-- begin --

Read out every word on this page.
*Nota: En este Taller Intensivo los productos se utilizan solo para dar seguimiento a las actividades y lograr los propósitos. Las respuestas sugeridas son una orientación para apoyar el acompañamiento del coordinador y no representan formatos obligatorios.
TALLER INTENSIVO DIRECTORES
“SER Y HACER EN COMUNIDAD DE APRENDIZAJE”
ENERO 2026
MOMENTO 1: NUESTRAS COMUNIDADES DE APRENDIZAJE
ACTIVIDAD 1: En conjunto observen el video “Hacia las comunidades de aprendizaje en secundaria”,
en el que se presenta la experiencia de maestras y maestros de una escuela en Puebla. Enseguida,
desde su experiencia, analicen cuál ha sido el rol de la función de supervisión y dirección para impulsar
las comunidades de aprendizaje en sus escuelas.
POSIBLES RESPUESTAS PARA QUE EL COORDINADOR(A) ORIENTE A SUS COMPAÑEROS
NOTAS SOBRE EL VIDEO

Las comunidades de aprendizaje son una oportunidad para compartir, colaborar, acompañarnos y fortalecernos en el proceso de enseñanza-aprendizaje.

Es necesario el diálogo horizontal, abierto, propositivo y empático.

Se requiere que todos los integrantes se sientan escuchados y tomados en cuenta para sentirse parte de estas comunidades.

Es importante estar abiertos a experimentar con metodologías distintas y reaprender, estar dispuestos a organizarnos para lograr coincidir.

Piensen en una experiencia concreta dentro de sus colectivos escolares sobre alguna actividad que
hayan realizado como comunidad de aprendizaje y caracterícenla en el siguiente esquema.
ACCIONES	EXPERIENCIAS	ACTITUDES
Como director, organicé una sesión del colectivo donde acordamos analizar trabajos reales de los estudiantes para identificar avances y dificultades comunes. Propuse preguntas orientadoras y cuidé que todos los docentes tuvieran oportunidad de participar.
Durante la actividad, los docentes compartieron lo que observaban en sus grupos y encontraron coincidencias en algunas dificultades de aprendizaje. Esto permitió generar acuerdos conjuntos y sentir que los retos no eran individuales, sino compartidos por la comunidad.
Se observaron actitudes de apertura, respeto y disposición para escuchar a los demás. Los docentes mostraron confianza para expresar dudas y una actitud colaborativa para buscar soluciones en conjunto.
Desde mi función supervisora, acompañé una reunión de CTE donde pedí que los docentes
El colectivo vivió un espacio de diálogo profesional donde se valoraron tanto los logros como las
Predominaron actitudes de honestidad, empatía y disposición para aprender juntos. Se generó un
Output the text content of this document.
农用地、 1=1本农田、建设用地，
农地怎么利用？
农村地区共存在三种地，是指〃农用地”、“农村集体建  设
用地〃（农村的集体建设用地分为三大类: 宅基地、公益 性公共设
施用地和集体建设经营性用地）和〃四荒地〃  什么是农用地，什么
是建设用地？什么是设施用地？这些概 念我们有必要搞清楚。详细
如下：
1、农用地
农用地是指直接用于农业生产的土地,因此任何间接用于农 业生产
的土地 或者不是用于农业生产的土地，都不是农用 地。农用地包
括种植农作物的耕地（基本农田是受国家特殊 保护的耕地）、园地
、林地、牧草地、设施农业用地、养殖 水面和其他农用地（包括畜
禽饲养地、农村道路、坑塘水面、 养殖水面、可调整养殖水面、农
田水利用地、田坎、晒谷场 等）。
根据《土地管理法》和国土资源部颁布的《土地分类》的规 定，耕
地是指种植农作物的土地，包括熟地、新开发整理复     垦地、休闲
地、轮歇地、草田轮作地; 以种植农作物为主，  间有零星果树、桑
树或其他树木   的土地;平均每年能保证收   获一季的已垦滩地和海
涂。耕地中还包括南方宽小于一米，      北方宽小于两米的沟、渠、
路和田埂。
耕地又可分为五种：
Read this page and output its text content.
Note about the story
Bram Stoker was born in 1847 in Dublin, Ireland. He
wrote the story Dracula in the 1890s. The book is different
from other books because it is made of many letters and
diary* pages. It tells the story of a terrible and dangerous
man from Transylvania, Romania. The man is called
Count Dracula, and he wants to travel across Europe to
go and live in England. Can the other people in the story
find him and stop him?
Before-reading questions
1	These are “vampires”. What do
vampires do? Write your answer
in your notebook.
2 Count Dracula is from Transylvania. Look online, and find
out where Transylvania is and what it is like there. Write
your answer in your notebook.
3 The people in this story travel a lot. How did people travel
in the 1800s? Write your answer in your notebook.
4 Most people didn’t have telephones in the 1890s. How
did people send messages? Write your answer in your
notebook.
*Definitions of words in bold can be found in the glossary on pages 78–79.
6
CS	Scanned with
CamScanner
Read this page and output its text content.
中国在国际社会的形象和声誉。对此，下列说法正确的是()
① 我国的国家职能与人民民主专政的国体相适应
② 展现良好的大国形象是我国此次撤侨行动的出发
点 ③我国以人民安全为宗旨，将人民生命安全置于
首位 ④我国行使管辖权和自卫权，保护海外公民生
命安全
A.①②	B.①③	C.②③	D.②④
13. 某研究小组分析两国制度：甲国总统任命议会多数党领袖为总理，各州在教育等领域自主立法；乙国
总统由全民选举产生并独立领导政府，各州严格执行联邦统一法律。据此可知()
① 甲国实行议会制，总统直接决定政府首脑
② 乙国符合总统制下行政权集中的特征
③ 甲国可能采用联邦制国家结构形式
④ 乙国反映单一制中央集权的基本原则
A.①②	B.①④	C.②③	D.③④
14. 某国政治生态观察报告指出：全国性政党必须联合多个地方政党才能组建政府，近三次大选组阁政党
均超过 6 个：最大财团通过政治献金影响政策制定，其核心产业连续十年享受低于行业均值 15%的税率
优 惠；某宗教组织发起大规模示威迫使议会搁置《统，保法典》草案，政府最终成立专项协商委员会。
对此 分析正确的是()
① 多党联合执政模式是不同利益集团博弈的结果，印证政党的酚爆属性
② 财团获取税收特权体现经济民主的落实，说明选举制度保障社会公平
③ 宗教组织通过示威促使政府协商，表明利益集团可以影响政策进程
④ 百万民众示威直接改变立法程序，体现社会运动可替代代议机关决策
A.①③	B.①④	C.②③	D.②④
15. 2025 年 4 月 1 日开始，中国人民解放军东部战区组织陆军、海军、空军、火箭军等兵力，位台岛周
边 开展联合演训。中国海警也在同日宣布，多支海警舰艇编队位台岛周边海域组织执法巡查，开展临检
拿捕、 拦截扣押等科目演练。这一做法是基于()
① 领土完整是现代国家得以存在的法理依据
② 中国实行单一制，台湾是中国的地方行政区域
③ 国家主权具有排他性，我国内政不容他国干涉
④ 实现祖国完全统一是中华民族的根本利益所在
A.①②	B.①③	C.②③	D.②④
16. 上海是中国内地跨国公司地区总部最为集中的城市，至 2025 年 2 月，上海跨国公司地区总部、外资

-- end --

Task brief: Write out the full listing, keeping every line exactly as it is.

Response for this exercise:
Read out every word on this page.
*Nota: En este Taller Intensivo los productos se utilizan solo para dar seguimiento a las actividades y lograr los propósitos. Las respuestas sugeridas son una orientación para apoyar el acompañamiento del coordinador y no representan formatos obligatorios.
TALLER INTENSIVO DIRECTORES
“SER Y HACER EN COMUNIDAD DE APRENDIZAJE”
ENERO 2026
MOMENTO 1: NUESTRAS COMUNIDADES DE APRENDIZAJE
ACTIVIDAD 1: En conjunto observen el video “Hacia las comunidades de aprendizaje en secundaria”,
en el que se presenta la experiencia de maestras y maestros de una escuela en Puebla. Enseguida,
desde su experiencia, analicen cuál ha sido el rol de la función de supervisión y dirección para impulsar
las comunidades de aprendizaje en sus escuelas.
POSIBLES RESPUESTAS PARA QUE EL COORDINADOR(A) ORIENTE A SUS COMPAÑEROS
NOTAS SOBRE EL VIDEO

Las comunidades de aprendizaje son una oportunidad para compartir, colaborar, acompañarnos y fortalecernos en el proceso de enseñanza-aprendizaje.

Es necesario el diálogo horizontal, abierto, propositivo y empático.

Se requiere que todos los integrantes se sientan escuchados y tomados en cuenta para sentirse parte de estas comunidades.

Es importante estar abiertos a experimentar con metodologías distintas y reaprender, estar dispuestos a organizarnos para lograr coincidir.

Piensen en una experiencia concreta dentro de sus colectivos escolares sobre alguna actividad que
hayan realizado como comunidad de aprendizaje y caracterícenla en el siguiente esquema.
ACCIONES	EXPERIENCIAS	ACTITUDES
Como director, organicé una sesión del colectivo donde acordamos analizar trabajos reales de los estudiantes para identificar avances y dificultades comunes. Propuse preguntas orientadoras y cuidé que todos los docentes tuvieran oportunidad de participar.
Durante la actividad, los docentes compartieron lo que observaban en sus grupos y encontraron coincidencias en algunas dificultades de aprendizaje. Esto permitió generar acuerdos conjuntos y sentir que los retos no eran individuales, sino compartidos por la comunidad.
Se observaron actitudes de apertura, respeto y disposición para escuchar a los demás. Los docentes mostraron confianza para expresar dudas y una actitud colaborativa para buscar soluciones en conjunto.
Desde mi función supervisora, acompañé una reunión de CTE donde pedí que los docentes
El colectivo vivió un espacio de diálogo profesional donde se valoraron tanto los logros como las
Predominaron actitudes de honestidad, empatía y disposición para aprender juntos. Se generó un
Output the text content of this document.
农用地、 1=1本农田、建设用地，
农地怎么利用？
农村地区共存在三种地，是指〃农用地”、“农村集体建  设
用地〃（农村的集体建设用地分为三大类: 宅基地、公益 性公共设
施用地和集体建设经营性用地）和〃四荒地〃  什么是农用地，什么
是建设用地？什么是设施用地？这些概 念我们有必要搞清楚。详细
如下：
1、农用地
农用地是指直接用于农业生产的土地,因此任何间接用于农 业生产
的土地 或者不是用于农业生产的土地，都不是农用 地。农用地包
括种植农作物的耕地（基本农田是受国家特殊 保护的耕地）、园地
、林地、牧草地、设施农业用地、养殖 水面和其他农用地（包括畜
禽饲养地、农村道路、坑塘水面、 养殖水面、可调整养殖水面、农
田水利用地、田坎、晒谷场 等）。
根据《土地管理法》和国土资源部颁布的《土地分类》的规 定，耕
地是指种植农作物的土地，包括熟地、新开发整理复     垦地、休闲
地、轮歇地、草田轮作地; 以种植农作物为主，  间有零星果树、桑
树或其他树木   的土地;平均每年能保证收   获一季的已垦滩地和海
涂。耕地中还包括南方宽小于一米，      北方宽小于两米的沟、渠、
路和田埂。
耕地又可分为五种：
Read this page and output its text content.
Note about the story
Bram Stoker was born in 1847 in Dublin, Ireland. He
wrote the story Dracula in the 1890s. The book is different
from other books because it is made of many letters and
diary* pages. It tells the story of a terrible and dangerous
man from Transylvania, Romania. The man is called
Count Dracula, and he wants to travel across Europe to
go and live in England. Can the other people in the story
find him and stop him?
Before-reading questions
1	These are “vampires”. What do
vampires do? Write your answer
in your notebook.
2 Count Dracula is from Transylvania. Look online, and find
out where Transylvania is and what it is like there. Write
your answer in your notebook.
3 The people in this story travel a lot. How did people travel
in the 1800s? Write your answer in your notebook.
4 Most people didn’t have telephones in the 1890s. How
did people send messages? Write your answer in your
notebook.
*Definitions of words in bold can be found in the glossary on pages 78–79.
6
CS	Scanned with
CamScanner
Read this page and output its text content.
中国在国际社会的形象和声誉。对此，下列说法正确的是()
① 我国的国家职能与人民民主专政的国体相适应
② 展现良好的大国形象是我国此次撤侨行动的出发
点 ③我国以人民安全为宗旨，将人民生命安全置于
首位 ④我国行使管辖权和自卫权，保护海外公民生
命安全
A.①②	B.①③	C.②③	D.②④
13. 某研究小组分析两国制度：甲国总统任命议会多数党领袖为总理，各州在教育等领域自主立法；乙国
总统由全民选举产生并独立领导政府，各州严格执行联邦统一法律。据此可知()
① 甲国实行议会制，总统直接决定政府首脑
② 乙国符合总统制下行政权集中的特征
③ 甲国可能采用联邦制国家结构形式
④ 乙国反映单一制中央集权的基本原则
A.①②	B.①④	C.②③	D.③④
14. 某国政治生态观察报告指出：全国性政党必须联合多个地方政党才能组建政府，近三次大选组阁政党
均超过 6 个：最大财团通过政治献金影响政策制定，其核心产业连续十年享受低于行业均值 15%的税率
优 惠；某宗教组织发起大规模示威迫使议会搁置《统，保法典》草案，政府最终成立专项协商委员会。
对此 分析正确的是()
① 多党联合执政模式是不同利益集团博弈的结果，印证政党的酚爆属性
② 财团获取税收特权体现经济民主的落实，说明选举制度保障社会公平
③ 宗教组织通过示威促使政府协商，表明利益集团可以影响政策进程
④ 百万民众示威直接改变立法程序，体现社会运动可替代代议机关决策
A.①③	B.①④	C.②③	D.②④
15. 2025 年 4 月 1 日开始，中国人民解放军东部战区组织陆军、海军、空军、火箭军等兵力，位台岛周
边 开展联合演训。中国海警也在同日宣布，多支海警舰艇编队位台岛周边海域组织执法巡查，开展临检
拿捕、 拦截扣押等科目演练。这一做法是基于()
① 领土完整是现代国家得以存在的法理依据
② 中国实行单一制，台湾是中国的地方行政区域
③ 国家主权具有排他性，我国内政不容他国干涉
④ 实现祖国完全统一是中华民族的根本利益所在
A.①②	B.①③	C.②③	D.②④
16. 上海是中国内地跨国公司地区总部最为集中的城市，至 2025 年 2 月，上海跨国公司地区总部、外资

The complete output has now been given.